---------- GIVEN ENTRIES ----------

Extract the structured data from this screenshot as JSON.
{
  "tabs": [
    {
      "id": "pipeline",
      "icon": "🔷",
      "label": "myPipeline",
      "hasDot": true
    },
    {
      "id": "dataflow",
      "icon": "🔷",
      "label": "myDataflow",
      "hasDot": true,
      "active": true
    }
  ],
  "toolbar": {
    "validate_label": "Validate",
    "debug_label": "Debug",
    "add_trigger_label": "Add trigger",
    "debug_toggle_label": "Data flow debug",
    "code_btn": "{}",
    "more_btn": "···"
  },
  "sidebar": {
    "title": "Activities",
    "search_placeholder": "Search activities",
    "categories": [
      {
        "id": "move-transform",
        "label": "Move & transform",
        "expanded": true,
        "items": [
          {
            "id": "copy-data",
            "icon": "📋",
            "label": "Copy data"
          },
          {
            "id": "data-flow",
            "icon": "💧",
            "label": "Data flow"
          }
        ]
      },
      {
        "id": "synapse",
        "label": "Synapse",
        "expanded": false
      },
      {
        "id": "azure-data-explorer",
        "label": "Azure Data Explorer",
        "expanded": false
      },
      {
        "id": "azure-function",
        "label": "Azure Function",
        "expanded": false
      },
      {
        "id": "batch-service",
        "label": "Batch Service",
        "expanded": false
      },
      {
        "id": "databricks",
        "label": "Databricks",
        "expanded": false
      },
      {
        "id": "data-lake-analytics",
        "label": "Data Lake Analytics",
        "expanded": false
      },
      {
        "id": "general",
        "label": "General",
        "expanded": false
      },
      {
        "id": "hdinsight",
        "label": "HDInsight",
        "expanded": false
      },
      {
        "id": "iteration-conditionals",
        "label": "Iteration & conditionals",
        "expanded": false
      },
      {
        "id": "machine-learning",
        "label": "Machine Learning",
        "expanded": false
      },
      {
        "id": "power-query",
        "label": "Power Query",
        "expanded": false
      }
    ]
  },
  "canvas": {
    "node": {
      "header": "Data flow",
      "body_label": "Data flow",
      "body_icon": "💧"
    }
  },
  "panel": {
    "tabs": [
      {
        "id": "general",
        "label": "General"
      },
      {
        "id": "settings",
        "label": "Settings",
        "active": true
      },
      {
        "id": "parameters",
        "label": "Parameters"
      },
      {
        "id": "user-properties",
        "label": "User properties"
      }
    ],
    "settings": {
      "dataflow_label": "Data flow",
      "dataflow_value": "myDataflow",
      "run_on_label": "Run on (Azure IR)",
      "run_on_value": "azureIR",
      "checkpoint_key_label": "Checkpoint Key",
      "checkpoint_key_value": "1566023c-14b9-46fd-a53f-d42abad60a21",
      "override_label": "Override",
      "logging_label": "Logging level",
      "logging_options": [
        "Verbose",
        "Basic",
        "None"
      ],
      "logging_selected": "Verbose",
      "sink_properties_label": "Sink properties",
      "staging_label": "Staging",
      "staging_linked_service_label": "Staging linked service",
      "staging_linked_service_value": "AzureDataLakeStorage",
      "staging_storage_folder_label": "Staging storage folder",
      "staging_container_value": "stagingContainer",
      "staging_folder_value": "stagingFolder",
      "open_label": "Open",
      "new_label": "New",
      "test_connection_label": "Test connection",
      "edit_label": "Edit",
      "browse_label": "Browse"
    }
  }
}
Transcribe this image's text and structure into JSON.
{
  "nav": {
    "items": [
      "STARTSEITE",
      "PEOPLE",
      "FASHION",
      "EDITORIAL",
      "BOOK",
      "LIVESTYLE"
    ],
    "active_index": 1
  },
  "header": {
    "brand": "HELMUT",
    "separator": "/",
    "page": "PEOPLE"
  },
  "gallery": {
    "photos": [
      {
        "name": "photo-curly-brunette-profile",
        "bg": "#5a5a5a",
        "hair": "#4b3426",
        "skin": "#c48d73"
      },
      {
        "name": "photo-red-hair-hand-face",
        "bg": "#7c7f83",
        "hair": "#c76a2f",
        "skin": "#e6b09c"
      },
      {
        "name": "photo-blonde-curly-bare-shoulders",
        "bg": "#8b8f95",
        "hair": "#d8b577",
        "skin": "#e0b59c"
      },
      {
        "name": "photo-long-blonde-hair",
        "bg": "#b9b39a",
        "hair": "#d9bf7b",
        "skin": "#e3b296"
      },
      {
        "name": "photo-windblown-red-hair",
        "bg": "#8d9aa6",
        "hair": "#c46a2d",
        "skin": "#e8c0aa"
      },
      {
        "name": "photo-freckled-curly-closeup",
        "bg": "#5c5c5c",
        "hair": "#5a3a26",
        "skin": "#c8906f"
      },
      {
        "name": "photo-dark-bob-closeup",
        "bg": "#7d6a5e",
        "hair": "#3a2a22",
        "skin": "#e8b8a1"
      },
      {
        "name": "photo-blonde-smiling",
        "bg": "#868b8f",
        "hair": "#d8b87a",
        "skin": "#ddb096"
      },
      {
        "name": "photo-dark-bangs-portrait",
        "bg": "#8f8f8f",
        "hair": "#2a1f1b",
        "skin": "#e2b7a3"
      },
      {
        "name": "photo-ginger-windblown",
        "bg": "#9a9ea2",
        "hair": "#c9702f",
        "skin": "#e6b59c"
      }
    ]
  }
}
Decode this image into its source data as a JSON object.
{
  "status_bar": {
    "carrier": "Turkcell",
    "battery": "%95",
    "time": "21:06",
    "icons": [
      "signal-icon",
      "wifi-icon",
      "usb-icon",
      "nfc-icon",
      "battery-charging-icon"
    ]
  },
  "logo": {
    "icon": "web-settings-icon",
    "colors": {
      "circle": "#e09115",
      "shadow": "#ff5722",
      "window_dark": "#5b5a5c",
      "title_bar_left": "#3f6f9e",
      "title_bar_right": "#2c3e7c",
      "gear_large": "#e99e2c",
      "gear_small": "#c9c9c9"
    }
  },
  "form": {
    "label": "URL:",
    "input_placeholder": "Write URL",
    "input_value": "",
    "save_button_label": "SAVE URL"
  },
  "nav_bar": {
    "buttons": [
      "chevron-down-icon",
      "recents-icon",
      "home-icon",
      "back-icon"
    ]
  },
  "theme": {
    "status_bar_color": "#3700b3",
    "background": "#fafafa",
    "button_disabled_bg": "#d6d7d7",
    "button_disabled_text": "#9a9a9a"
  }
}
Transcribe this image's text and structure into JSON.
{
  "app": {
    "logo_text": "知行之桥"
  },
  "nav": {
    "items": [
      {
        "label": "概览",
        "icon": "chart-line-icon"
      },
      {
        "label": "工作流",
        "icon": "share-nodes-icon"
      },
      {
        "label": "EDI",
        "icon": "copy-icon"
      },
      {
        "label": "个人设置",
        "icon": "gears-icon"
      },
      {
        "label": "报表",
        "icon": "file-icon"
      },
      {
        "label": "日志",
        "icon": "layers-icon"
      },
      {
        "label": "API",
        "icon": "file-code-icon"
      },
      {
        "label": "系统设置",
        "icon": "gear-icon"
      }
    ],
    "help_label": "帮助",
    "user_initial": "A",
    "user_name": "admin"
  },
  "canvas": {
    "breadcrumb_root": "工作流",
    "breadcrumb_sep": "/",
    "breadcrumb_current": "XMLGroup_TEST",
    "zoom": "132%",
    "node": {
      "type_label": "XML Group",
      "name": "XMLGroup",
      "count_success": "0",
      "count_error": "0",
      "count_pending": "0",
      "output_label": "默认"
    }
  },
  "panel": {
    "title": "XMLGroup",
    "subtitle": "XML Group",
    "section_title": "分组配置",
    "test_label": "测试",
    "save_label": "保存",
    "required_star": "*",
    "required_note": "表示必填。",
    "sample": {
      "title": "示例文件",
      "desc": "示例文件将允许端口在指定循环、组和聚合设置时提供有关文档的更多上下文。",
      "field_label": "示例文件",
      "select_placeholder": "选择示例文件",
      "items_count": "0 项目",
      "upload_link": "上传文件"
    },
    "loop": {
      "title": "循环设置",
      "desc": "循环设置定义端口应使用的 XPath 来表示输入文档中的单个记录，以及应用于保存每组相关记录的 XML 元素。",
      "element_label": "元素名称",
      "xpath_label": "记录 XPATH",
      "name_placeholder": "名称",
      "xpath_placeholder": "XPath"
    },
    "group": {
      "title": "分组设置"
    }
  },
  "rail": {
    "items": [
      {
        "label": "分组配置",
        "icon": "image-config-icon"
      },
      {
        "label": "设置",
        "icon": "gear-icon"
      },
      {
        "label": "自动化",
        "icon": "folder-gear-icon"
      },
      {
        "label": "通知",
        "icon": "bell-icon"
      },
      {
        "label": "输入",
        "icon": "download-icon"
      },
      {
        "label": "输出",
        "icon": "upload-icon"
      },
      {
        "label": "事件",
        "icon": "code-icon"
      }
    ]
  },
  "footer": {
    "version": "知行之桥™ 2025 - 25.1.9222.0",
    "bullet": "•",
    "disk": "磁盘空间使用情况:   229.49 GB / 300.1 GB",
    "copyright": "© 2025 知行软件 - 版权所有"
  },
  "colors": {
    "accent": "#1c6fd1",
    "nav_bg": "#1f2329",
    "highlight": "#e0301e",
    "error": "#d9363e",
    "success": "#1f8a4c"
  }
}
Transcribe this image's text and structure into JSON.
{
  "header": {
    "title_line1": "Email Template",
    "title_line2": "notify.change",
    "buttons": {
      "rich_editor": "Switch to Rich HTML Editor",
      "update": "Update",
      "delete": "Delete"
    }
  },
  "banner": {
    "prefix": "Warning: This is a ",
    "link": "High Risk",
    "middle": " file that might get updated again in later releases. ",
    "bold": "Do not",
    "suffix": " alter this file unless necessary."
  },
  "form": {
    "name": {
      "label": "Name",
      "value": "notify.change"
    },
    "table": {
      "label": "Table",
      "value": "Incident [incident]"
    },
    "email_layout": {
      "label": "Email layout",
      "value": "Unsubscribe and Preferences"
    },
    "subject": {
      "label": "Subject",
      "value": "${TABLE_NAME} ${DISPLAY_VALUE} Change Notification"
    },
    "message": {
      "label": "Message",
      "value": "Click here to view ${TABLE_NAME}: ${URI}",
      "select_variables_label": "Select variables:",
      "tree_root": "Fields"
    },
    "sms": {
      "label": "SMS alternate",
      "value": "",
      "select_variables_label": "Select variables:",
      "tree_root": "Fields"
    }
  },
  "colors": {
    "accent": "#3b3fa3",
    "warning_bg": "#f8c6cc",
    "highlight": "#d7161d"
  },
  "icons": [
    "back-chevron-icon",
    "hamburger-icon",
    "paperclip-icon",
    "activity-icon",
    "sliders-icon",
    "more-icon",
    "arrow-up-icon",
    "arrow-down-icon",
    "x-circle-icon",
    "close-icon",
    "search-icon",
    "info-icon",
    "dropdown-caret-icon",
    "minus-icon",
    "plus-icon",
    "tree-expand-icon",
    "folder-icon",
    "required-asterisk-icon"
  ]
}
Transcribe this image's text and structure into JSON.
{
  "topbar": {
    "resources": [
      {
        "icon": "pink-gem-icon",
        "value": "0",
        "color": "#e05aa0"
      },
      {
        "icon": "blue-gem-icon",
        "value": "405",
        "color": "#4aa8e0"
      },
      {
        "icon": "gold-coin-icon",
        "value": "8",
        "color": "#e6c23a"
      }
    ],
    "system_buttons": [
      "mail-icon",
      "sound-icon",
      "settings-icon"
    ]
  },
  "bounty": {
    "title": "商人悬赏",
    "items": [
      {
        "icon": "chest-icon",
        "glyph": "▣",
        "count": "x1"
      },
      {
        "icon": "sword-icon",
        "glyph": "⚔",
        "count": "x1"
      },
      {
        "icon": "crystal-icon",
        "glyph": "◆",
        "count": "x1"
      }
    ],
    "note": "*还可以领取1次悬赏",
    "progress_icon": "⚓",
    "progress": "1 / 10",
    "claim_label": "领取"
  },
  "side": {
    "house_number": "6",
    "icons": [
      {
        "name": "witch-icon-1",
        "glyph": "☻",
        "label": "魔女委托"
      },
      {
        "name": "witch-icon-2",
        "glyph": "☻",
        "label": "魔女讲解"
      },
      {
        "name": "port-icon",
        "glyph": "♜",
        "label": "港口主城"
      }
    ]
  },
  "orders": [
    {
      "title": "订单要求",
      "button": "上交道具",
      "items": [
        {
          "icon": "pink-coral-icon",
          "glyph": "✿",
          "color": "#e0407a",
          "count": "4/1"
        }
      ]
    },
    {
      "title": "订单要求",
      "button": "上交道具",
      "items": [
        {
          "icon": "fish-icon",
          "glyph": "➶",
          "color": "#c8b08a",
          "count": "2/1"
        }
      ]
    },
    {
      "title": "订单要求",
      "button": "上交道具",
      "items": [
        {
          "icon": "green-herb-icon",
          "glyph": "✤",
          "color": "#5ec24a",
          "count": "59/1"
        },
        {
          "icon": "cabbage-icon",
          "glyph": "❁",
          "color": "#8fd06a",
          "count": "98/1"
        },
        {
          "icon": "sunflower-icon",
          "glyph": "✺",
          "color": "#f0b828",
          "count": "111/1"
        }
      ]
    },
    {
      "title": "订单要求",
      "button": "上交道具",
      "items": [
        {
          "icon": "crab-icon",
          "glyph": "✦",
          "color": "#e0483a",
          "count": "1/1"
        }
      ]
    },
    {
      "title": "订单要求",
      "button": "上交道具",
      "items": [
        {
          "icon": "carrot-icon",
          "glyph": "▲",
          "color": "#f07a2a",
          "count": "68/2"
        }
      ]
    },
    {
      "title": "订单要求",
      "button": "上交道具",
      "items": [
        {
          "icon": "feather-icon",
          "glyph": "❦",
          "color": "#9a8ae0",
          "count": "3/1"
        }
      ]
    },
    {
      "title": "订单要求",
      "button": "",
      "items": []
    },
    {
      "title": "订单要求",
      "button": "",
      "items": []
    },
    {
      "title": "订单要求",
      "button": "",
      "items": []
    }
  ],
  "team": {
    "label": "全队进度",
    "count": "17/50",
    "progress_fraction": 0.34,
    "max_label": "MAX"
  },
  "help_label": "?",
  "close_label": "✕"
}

----------

_OBJECTIVE_:
Collect, from the material above, every line containing the word "closeup".

_OUTPUT FOR THIS EXERCISE_:
        "name": "photo-freckled-curly-closeup",
        "name": "photo-dark-bob-closeup",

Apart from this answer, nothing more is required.